(Data entries)
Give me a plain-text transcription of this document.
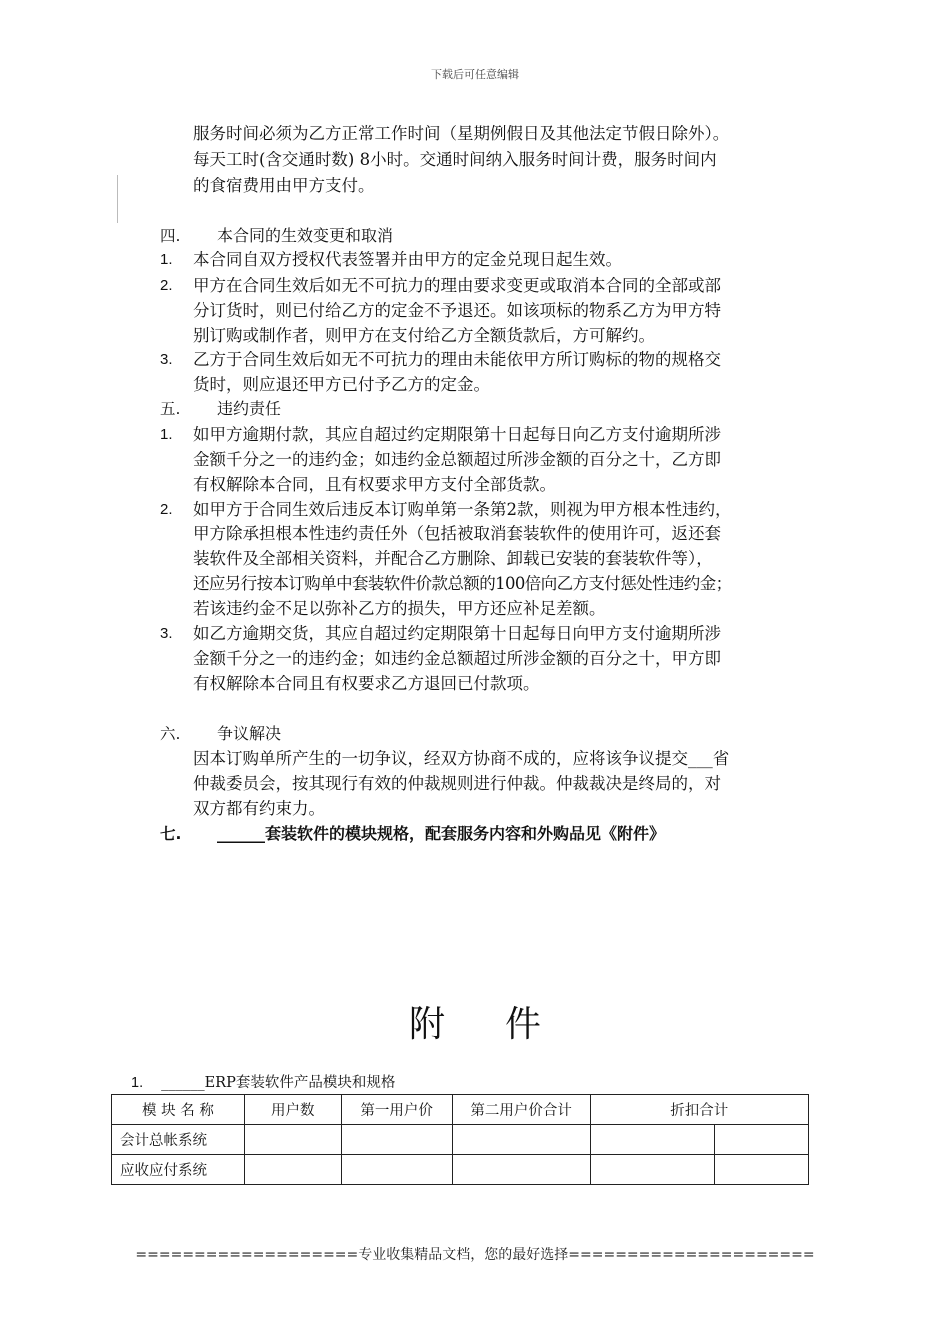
下载后可任意编辑
服务时间必须为乙方正常工作时间（星期例假日及其他法定节假日除外）。
每天工时(含交通时数) 8小时。交通时间纳入服务时间计费，服务时间内
的食宿费用由甲方支付。
四. 本合同的生效变更和取消
1. 本合同自双方授权代表签署并由甲方的定金兑现日起生效。
2. 甲方在合同生效后如无不可抗力的理由要求变更或取消本合同的全部或部
分订货时，则已付给乙方的定金不予退还。如该项标的物系乙方为甲方特
别订购或制作者，则甲方在支付给乙方全额货款后，方可解约。
3. 乙方于合同生效后如无不可抗力的理由未能依甲方所订购标的物的规格交
货时，则应退还甲方已付予乙方的定金。
五. 违约责任
1. 如甲方逾期付款，其应自超过约定期限第十日起每日向乙方支付逾期所涉
金额千分之一的违约金；如违约金总额超过所涉金额的百分之十，乙方即
有权解除本合同，且有权要求甲方支付全部货款。
2. 如甲方于合同生效后违反本订购单第一条第2款，则视为甲方根本性违约，
甲方除承担根本性违约责任外（包括被取消套装软件的使用许可，返还套
装软件及全部相关资料，并配合乙方删除、卸载已安装的套装软件等），
还应另行按本订购单中套装软件价款总额的100倍向乙方支付惩处性违约金；
若该违约金不足以弥补乙方的损失，甲方还应补足差额。
3. 如乙方逾期交货，其应自超过约定期限第十日起每日向甲方支付逾期所涉
金额千分之一的违约金；如违约金总额超过所涉金额的百分之十，甲方即
有权解除本合同且有权要求乙方退回已付款项。
六. 争议解决
因本订购单所产生的一切争议，经双方协商不成的，应将该争议提交___省
仲裁委员会，按其现行有效的仲裁规则进行仲裁。仲裁裁决是终局的，对
双方都有约束力。
七. ______套装软件的模块规格，配套服务内容和外购品见《附件》
附件
1. ______ERP套装软件产品模块和规格
模 块 名 称	用户数	第一用户价	第二用户价合计	折扣合计	
会计总帐系统					
应收应付系统					
===================专业收集精品文档，您的最好选择=====================
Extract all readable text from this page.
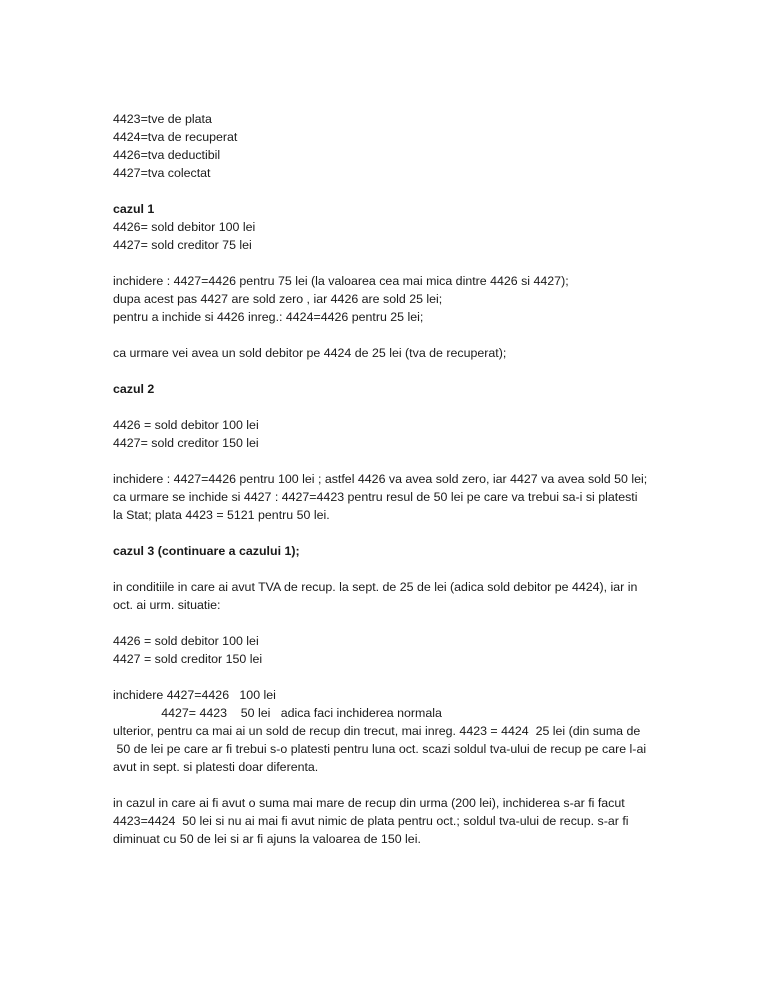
4423=tve de plata
4424=tva de recuperat
4426=tva deductibil
4427=tva colectat
cazul 1
4426= sold debitor 100 lei
4427= sold creditor 75 lei
inchidere : 4427=4426 pentru 75 lei (la valoarea cea mai mica dintre 4426 si 4427);
dupa acest pas 4427 are sold zero , iar 4426 are sold 25 lei;
pentru a inchide si 4426 inreg.: 4424=4426 pentru 25 lei;
ca urmare vei avea un sold debitor pe 4424 de 25 lei (tva de recuperat);
cazul 2
4426 = sold debitor 100 lei
4427= sold creditor 150 lei
inchidere : 4427=4426 pentru 100 lei ; astfel 4426 va avea sold zero, iar 4427 va avea sold 50 lei;
ca urmare se inchide si 4427 : 4427=4423 pentru resul de 50 lei pe care va trebui sa-i si platesti
la Stat; plata 4423 = 5121 pentru 50 lei.
cazul 3 (continuare a cazului 1);
in conditiile in care ai avut TVA de recup. la sept. de 25 de lei (adica sold debitor pe 4424), iar in
oct. ai urm. situatie:
4426 = sold debitor 100 lei
4427 = sold creditor 150 lei
inchidere 4427=4426   100 lei
4427= 4423    50 lei   adica faci inchiderea normala
ulterior, pentru ca mai ai un sold de recup din trecut, mai inreg. 4423 = 4424  25 lei (din suma de
50 de lei pe care ar fi trebui s-o platesti pentru luna oct. scazi soldul tva-ului de recup pe care l-ai
avut in sept. si platesti doar diferenta.
in cazul in care ai fi avut o suma mai mare de recup din urma (200 lei), inchiderea s-ar fi facut
4423=4424  50 lei si nu ai mai fi avut nimic de plata pentru oct.; soldul tva-ului de recup. s-ar fi
diminuat cu 50 de lei si ar fi ajuns la valoarea de 150 lei.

What is expected = Every entry must be transcribed exactly. Pictures do not belong in the copy.

Full response =
Give me a plain-text transcription of this document.
下载后可任意编辑
服务时间必须为乙方正常工作时间（星期例假日及其他法定节假日除外）。
每天工时(含交通时数) 8小时。交通时间纳入服务时间计费，服务时间内
的食宿费用由甲方支付。
四. 本合同的生效变更和取消
1. 本合同自双方授权代表签署并由甲方的定金兑现日起生效。
2. 甲方在合同生效后如无不可抗力的理由要求变更或取消本合同的全部或部
分订货时，则已付给乙方的定金不予退还。如该项标的物系乙方为甲方特
别订购或制作者，则甲方在支付给乙方全额货款后，方可解约。
3. 乙方于合同生效后如无不可抗力的理由未能依甲方所订购标的物的规格交
货时，则应退还甲方已付予乙方的定金。
五. 违约责任
1. 如甲方逾期付款，其应自超过约定期限第十日起每日向乙方支付逾期所涉
金额千分之一的违约金；如违约金总额超过所涉金额的百分之十，乙方即
有权解除本合同，且有权要求甲方支付全部货款。
2. 如甲方于合同生效后违反本订购单第一条第2款，则视为甲方根本性违约，
甲方除承担根本性违约责任外（包括被取消套装软件的使用许可，返还套
装软件及全部相关资料，并配合乙方删除、卸载已安装的套装软件等），
还应另行按本订购单中套装软件价款总额的100倍向乙方支付惩处性违约金；
若该违约金不足以弥补乙方的损失，甲方还应补足差额。
3. 如乙方逾期交货，其应自超过约定期限第十日起每日向甲方支付逾期所涉
金额千分之一的违约金；如违约金总额超过所涉金额的百分之十，甲方即
有权解除本合同且有权要求乙方退回已付款项。
六. 争议解决
因本订购单所产生的一切争议，经双方协商不成的，应将该争议提交___省
仲裁委员会，按其现行有效的仲裁规则进行仲裁。仲裁裁决是终局的，对
双方都有约束力。
七. ______套装软件的模块规格，配套服务内容和外购品见《附件》
附件
1. ______ERP套装软件产品模块和规格
模 块 名 称	用户数	第一用户价	第二用户价合计	折扣合计	
会计总帐系统					
应收应付系统					
===================专业收集精品文档，您的最好选择=====================
Extract all readable text from this page.
4423=tve de plata
4424=tva de recuperat
4426=tva deductibil
4427=tva colectat
cazul 1
4426= sold debitor 100 lei
4427= sold creditor 75 lei
inchidere : 4427=4426 pentru 75 lei (la valoarea cea mai mica dintre 4426 si 4427);
dupa acest pas 4427 are sold zero , iar 4426 are sold 25 lei;
pentru a inchide si 4426 inreg.: 4424=4426 pentru 25 lei;
ca urmare vei avea un sold debitor pe 4424 de 25 lei (tva de recuperat);
cazul 2
4426 = sold debitor 100 lei
4427= sold creditor 150 lei
inchidere : 4427=4426 pentru 100 lei ; astfel 4426 va avea sold zero, iar 4427 va avea sold 50 lei;
ca urmare se inchide si 4427 : 4427=4423 pentru resul de 50 lei pe care va trebui sa-i si platesti
la Stat; plata 4423 = 5121 pentru 50 lei.
cazul 3 (continuare a cazului 1);
in conditiile in care ai avut TVA de recup. la sept. de 25 de lei (adica sold debitor pe 4424), iar in
oct. ai urm. situatie:
4426 = sold debitor 100 lei
4427 = sold creditor 150 lei
inchidere 4427=4426   100 lei
4427= 4423    50 lei   adica faci inchiderea normala
ulterior, pentru ca mai ai un sold de recup din trecut, mai inreg. 4423 = 4424  25 lei (din suma de
50 de lei pe care ar fi trebui s-o platesti pentru luna oct. scazi soldul tva-ului de recup pe care l-ai
avut in sept. si platesti doar diferenta.
in cazul in care ai fi avut o suma mai mare de recup din urma (200 lei), inchiderea s-ar fi facut
4423=4424  50 lei si nu ai mai fi avut nimic de plata pentru oct.; soldul tva-ului de recup. s-ar fi
diminuat cu 50 de lei si ar fi ajuns la valoarea de 150 lei.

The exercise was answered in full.